» WHAT NEEDS TO BE DONE: Repeat everything in the material exactly.

» MATERIAL TO PROCESS:

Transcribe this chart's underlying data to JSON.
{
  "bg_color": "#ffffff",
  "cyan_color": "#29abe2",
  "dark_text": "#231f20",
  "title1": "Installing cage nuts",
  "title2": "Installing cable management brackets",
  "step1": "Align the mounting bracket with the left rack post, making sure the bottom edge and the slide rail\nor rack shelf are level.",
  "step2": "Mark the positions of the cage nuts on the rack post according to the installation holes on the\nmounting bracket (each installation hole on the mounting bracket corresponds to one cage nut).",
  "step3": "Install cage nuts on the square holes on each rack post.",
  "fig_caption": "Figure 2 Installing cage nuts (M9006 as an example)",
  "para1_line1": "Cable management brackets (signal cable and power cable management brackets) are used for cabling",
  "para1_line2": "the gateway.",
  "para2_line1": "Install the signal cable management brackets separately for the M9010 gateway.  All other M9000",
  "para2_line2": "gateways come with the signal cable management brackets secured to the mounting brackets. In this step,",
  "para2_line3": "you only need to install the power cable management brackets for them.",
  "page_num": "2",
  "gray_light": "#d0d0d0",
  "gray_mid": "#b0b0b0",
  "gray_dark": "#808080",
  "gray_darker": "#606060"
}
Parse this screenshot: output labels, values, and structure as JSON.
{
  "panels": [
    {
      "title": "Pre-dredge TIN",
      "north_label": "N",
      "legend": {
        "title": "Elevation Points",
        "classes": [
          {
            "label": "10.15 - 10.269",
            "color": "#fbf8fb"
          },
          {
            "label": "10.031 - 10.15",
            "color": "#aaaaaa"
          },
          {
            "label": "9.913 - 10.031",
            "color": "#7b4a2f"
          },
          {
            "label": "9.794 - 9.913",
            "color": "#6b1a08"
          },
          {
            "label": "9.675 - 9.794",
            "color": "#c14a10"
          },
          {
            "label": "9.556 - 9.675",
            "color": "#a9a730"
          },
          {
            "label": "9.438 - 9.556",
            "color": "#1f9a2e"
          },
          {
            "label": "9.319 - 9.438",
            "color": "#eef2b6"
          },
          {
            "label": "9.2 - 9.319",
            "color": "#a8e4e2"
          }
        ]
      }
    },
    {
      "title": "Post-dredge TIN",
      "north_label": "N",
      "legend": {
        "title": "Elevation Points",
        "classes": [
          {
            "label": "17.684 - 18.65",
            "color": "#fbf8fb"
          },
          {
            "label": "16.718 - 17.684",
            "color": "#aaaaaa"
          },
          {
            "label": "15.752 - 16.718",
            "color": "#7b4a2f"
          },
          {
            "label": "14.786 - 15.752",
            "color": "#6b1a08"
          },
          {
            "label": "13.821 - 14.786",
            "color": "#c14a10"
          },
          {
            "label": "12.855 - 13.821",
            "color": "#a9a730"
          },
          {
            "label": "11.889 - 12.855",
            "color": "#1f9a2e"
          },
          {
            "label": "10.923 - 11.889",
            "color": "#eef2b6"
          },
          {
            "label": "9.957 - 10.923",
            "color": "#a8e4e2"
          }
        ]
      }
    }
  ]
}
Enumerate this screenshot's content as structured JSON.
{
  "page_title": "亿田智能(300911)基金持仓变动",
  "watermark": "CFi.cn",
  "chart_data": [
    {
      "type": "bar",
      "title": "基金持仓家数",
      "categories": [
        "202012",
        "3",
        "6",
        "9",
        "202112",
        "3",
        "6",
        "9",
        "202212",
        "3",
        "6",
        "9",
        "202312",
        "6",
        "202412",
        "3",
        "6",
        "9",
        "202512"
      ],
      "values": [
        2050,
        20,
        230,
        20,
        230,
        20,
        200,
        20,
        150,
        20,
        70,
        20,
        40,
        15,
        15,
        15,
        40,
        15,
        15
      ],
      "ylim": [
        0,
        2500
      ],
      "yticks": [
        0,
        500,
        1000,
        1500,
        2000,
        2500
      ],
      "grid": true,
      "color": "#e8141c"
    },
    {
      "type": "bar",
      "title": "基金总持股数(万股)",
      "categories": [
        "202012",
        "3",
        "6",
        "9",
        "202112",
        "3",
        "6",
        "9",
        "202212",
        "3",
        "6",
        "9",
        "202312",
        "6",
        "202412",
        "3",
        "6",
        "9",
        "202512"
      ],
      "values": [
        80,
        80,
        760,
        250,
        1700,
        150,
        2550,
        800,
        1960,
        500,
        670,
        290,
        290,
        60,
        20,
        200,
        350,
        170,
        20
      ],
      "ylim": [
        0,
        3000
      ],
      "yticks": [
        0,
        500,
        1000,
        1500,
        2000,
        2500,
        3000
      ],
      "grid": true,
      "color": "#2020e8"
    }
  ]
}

» TASK RESPONSE:
Transcribe this chart's underlying data to JSON.
{
  "bg_color": "#ffffff",
  "cyan_color": "#29abe2",
  "dark_text": "#231f20",
  "title1": "Installing cage nuts",
  "title2": "Installing cable management brackets",
  "step1": "Align the mounting bracket with the left rack post, making sure the bottom edge and the slide rail\nor rack shelf are level.",
  "step2": "Mark the positions of the cage nuts on the rack post according to the installation holes on the\nmounting bracket (each installation hole on the mounting bracket corresponds to one cage nut).",
  "step3": "Install cage nuts on the square holes on each rack post.",
  "fig_caption": "Figure 2 Installing cage nuts (M9006 as an example)",
  "para1_line1": "Cable management brackets (signal cable and power cable management brackets) are used for cabling",
  "para1_line2": "the gateway.",
  "para2_line1": "Install the signal cable management brackets separately for the M9010 gateway.  All other M9000",
  "para2_line2": "gateways come with the signal cable management brackets secured to the mounting brackets. In this step,",
  "para2_line3": "you only need to install the power cable management brackets for them.",
  "page_num": "2",
  "gray_light": "#d0d0d0",
  "gray_mid": "#b0b0b0",
  "gray_dark": "#808080",
  "gray_darker": "#606060"
}
Parse this screenshot: output labels, values, and structure as JSON.
{
  "panels": [
    {
      "title": "Pre-dredge TIN",
      "north_label": "N",
      "legend": {
        "title": "Elevation Points",
        "classes": [
          {
            "label": "10.15 - 10.269",
            "color": "#fbf8fb"
          },
          {
            "label": "10.031 - 10.15",
            "color": "#aaaaaa"
          },
          {
            "label": "9.913 - 10.031",
            "color": "#7b4a2f"
          },
          {
            "label": "9.794 - 9.913",
            "color": "#6b1a08"
          },
          {
            "label": "9.675 - 9.794",
            "color": "#c14a10"
          },
          {
            "label": "9.556 - 9.675",
            "color": "#a9a730"
          },
          {
            "label": "9.438 - 9.556",
            "color": "#1f9a2e"
          },
          {
            "label": "9.319 - 9.438",
            "color": "#eef2b6"
          },
          {
            "label": "9.2 - 9.319",
            "color": "#a8e4e2"
          }
        ]
      }
    },
    {
      "title": "Post-dredge TIN",
      "north_label": "N",
      "legend": {
        "title": "Elevation Points",
        "classes": [
          {
            "label": "17.684 - 18.65",
            "color": "#fbf8fb"
          },
          {
            "label": "16.718 - 17.684",
            "color": "#aaaaaa"
          },
          {
            "label": "15.752 - 16.718",
            "color": "#7b4a2f"
          },
          {
            "label": "14.786 - 15.752",
            "color": "#6b1a08"
          },
          {
            "label": "13.821 - 14.786",
            "color": "#c14a10"
          },
          {
            "label": "12.855 - 13.821",
            "color": "#a9a730"
          },
          {
            "label": "11.889 - 12.855",
            "color": "#1f9a2e"
          },
          {
            "label": "10.923 - 11.889",
            "color": "#eef2b6"
          },
          {
            "label": "9.957 - 10.923",
            "color": "#a8e4e2"
          }
        ]
      }
    }
  ]
}
Enumerate this screenshot's content as structured JSON.
{
  "page_title": "亿田智能(300911)基金持仓变动",
  "watermark": "CFi.cn",
  "chart_data": [
    {
      "type": "bar",
      "title": "基金持仓家数",
      "categories": [
        "202012",
        "3",
        "6",
        "9",
        "202112",
        "3",
        "6",
        "9",
        "202212",
        "3",
        "6",
        "9",
        "202312",
        "6",
        "202412",
        "3",
        "6",
        "9",
        "202512"
      ],
      "values": [
        2050,
        20,
        230,
        20,
        230,
        20,
        200,
        20,
        150,
        20,
        70,
        20,
        40,
        15,
        15,
        15,
        40,
        15,
        15
      ],
      "ylim": [
        0,
        2500
      ],
      "yticks": [
        0,
        500,
        1000,
        1500,
        2000,
        2500
      ],
      "grid": true,
      "color": "#e8141c"
    },
    {
      "type": "bar",
      "title": "基金总持股数(万股)",
      "categories": [
        "202012",
        "3",
        "6",
        "9",
        "202112",
        "3",
        "6",
        "9",
        "202212",
        "3",
        "6",
        "9",
        "202312",
        "6",
        "202412",
        "3",
        "6",
        "9",
        "202512"
      ],
      "values": [
        80,
        80,
        760,
        250,
        1700,
        150,
        2550,
        800,
        1960,
        500,
        670,
        290,
        290,
        60,
        20,
        200,
        350,
        170,
        20
      ],
      "ylim": [
        0,
        3000
      ],
      "yticks": [
        0,
        500,
        1000,
        1500,
        2000,
        2500,
        3000
      ],
      "grid": true,
      "color": "#2020e8"
    }
  ]
}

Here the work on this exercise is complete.